Input material:

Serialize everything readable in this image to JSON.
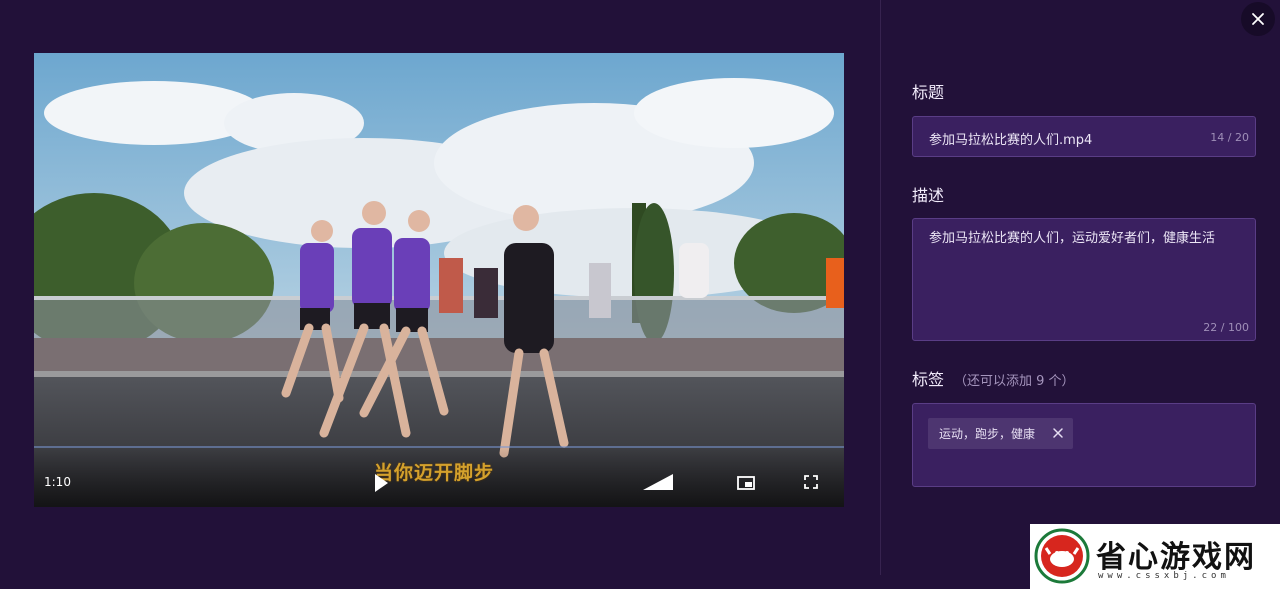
{
  "player": {
    "current_time": "1:10",
    "progress": 0.0,
    "subtitle": "当你迈开脚步"
  },
  "panel": {
    "title_label": "标题",
    "title_value": "参加马拉松比赛的人们.mp4",
    "title_counter": "14 / 20",
    "desc_label": "描述",
    "desc_value": "参加马拉松比赛的人们，运动爱好者们，健康生活",
    "desc_counter": "22 / 100",
    "tags_label": "标签",
    "tags_hint": "（还可以添加 9 个）",
    "tags": [
      "运动，跑步，健康"
    ]
  },
  "watermark": {
    "name": "省心游戏网",
    "url": "www.cssxbj.com"
  },
  "icons": {
    "close": "close-icon",
    "play": "play-icon",
    "volume": "volume-icon",
    "pip": "picture-in-picture-icon",
    "fullscreen": "fullscreen-icon",
    "tag_remove": "close-icon"
  },
  "colors": {
    "background": "#221139",
    "field_bg": "#3a2060",
    "subtitle": "#d4a12c"
  }
}
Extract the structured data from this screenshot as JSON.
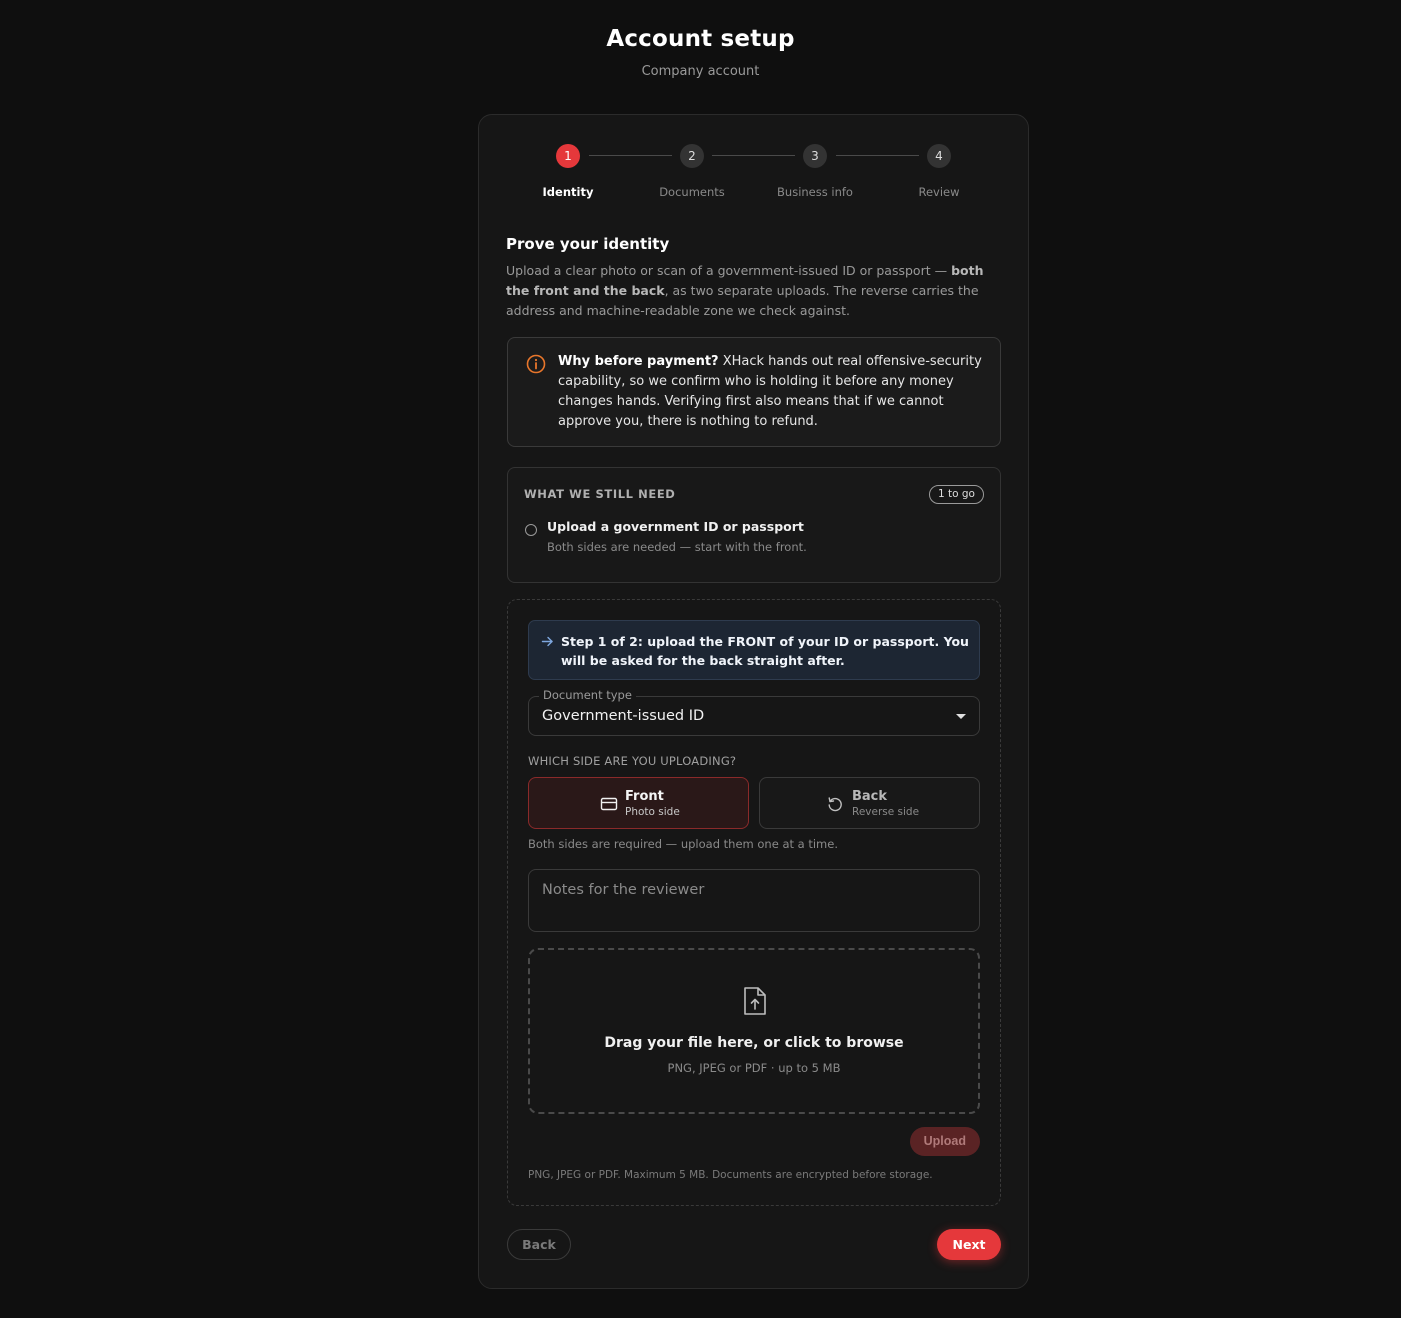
{
  "header": {
    "title": "Account setup",
    "subtitle": "Company account"
  },
  "stepper": {
    "steps": [
      {
        "number": "1",
        "label": "Identity",
        "active": true
      },
      {
        "number": "2",
        "label": "Documents",
        "active": false
      },
      {
        "number": "3",
        "label": "Business info",
        "active": false
      },
      {
        "number": "4",
        "label": "Review",
        "active": false
      }
    ]
  },
  "identity": {
    "title": "Prove your identity",
    "desc_part1": "Upload a clear photo or scan of a government-issued ID or passport — ",
    "desc_bold": "both the front and the back",
    "desc_part2": ", as two separate uploads. The reverse carries the address and machine-readable zone we check against."
  },
  "notice": {
    "icon": "info-circle-icon",
    "bold": "Why before payment?",
    "text": " XHack hands out real offensive-security capability, so we confirm who is holding it before any money changes hands. Verifying first also means that if we cannot approve you, there is nothing to refund.",
    "accent_color": "#e8762b"
  },
  "checklist": {
    "title": "WHAT WE STILL NEED",
    "badge": "1 to go",
    "items": [
      {
        "title": "Upload a government ID or passport",
        "subtitle": "Both sides are needed — start with the front."
      }
    ]
  },
  "upload": {
    "step_notice": "Step 1 of 2: upload the FRONT of your ID or passport. You will be asked for the back straight after.",
    "document_type_label": "Document type",
    "document_type_value": "Government-issued ID",
    "side_question": "WHICH SIDE ARE YOU UPLOADING?",
    "sides": [
      {
        "label": "Front",
        "sub": "Photo side",
        "icon": "card-icon",
        "selected": true
      },
      {
        "label": "Back",
        "sub": "Reverse side",
        "icon": "rotate-icon",
        "selected": false
      }
    ],
    "side_hint": "Both sides are required — upload them one at a time.",
    "notes_placeholder": "Notes for the reviewer",
    "dropzone_title": "Drag your file here, or click to browse",
    "dropzone_sub": "PNG, JPEG or PDF · up to 5 MB",
    "upload_button": "Upload",
    "footnote": "PNG, JPEG or PDF. Maximum 5 MB. Documents are encrypted before storage."
  },
  "nav": {
    "back": "Back",
    "next": "Next"
  },
  "colors": {
    "accent": "#e5383b",
    "background": "#0f0f0f",
    "card": "#161616"
  }
}
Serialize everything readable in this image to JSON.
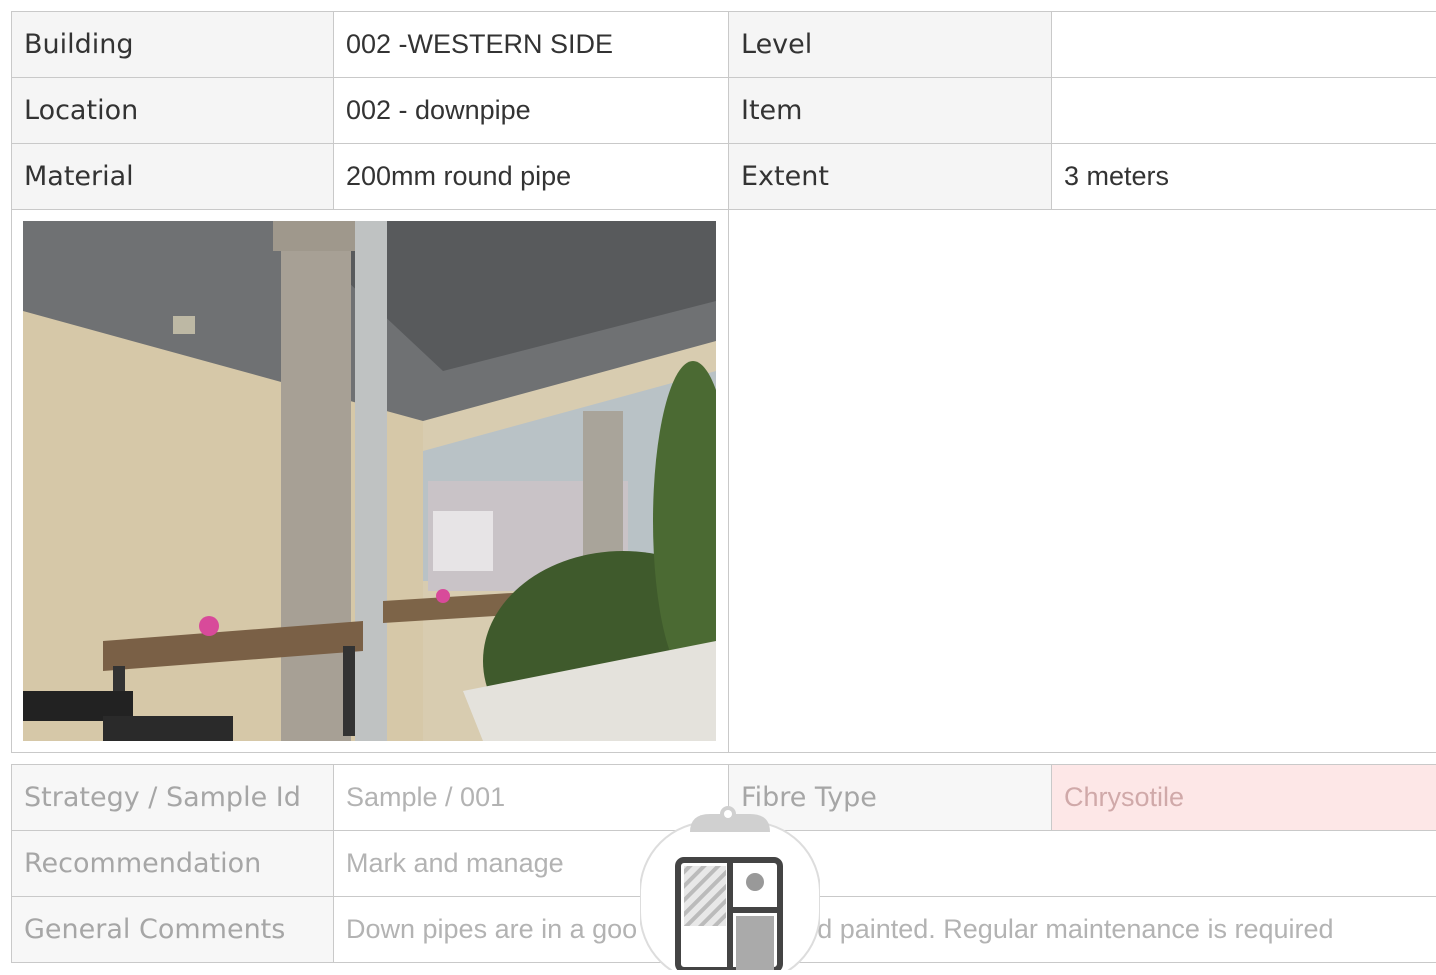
{
  "rows": {
    "building": {
      "label": "Building",
      "value": "002 -WESTERN SIDE"
    },
    "level": {
      "label": "Level",
      "value": ""
    },
    "location": {
      "label": "Location",
      "value": "002 - downpipe"
    },
    "item": {
      "label": "Item",
      "value": ""
    },
    "material": {
      "label": "Material",
      "value": "200mm round pipe"
    },
    "extent": {
      "label": "Extent",
      "value": "3 meters"
    },
    "strategy": {
      "label": "Strategy / Sample Id",
      "value": "Sample / 001"
    },
    "fibre": {
      "label": "Fibre Type",
      "value": "Chrysotile"
    },
    "recommendation": {
      "label": "Recommendation",
      "value": "Mark and manage"
    },
    "comments": {
      "label": "General Comments",
      "value": "Down pipes are in a goo",
      "value_tail": "d painted. Regular maintenance is required"
    }
  },
  "colors": {
    "fibre_bg": "#fde7e7",
    "border": "#c9c9c9"
  },
  "icons": {
    "overlay": "clipboard-icon"
  }
}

Aim:
Go through the records and show every line with the string "JPEG" in it.

Exercise solution:
    "dropzone_sub": "PNG, JPEG or PDF · up to 5 MB",
    "footnote": "PNG, JPEG or PDF. Maximum 5 MB. Documents are encrypted before storage."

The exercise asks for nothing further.